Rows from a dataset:
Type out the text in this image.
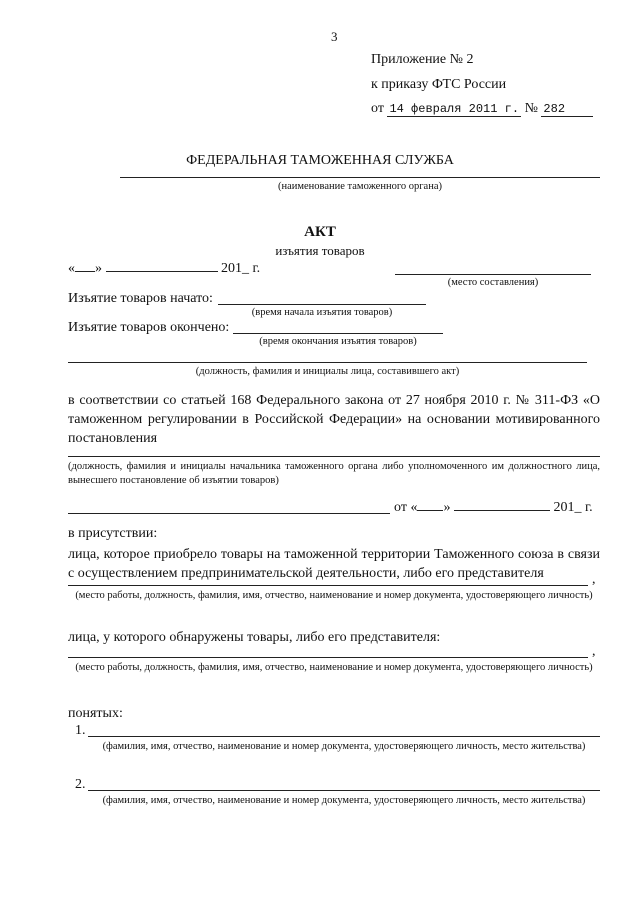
3
Приложение № 2
к приказу ФТС России
от 14 февраля 2011 г. № 282
ФЕДЕРАЛЬНАЯ ТАМОЖЕННАЯ СЛУЖБА
(наименование таможенного органа)
АКТ
изъятия товаров
« »	201_ г.
(место составления)
Изъятие товаров начато:
(время начала изъятия товаров)
Изъятие товаров окончено:
(время окончания изъятия товаров)
(должность, фамилия и инициалы лица, составившего акт)
в соответствии со статьей 168 Федерального закона от 27 ноября 2010 г. № 311-ФЗ «О таможенном регулировании в Российской Федерации» на основании мотивированного постановления
(должность, фамилия и инициалы начальника таможенного органа либо уполномоченного им должностного лица, вынесшего постановление об изъятии товаров)
от « »	201_ г.
в присутствии:
лица, которое приобрело товары на таможенной территории Таможенного союза в связи с осуществлением предпринимательской деятельности, либо его представителя	,
(место работы, должность, фамилия, имя, отчество, наименование и номер документа, удостоверяющего личность)
лица, у которого обнаружены товары, либо его представителя:
,
(место работы, должность, фамилия, имя, отчество, наименование и номер документа, удостоверяющего личность)
понятых:
1.
(фамилия, имя, отчество, наименование и номер документа, удостоверяющего личность, место жительства)
2.
(фамилия, имя, отчество, наименование и номер документа, удостоверяющего личность, место жительства)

- What this task involves -
Within the listing, how many lines hold the word "лица"? Only the number is to be given.

- Response -
4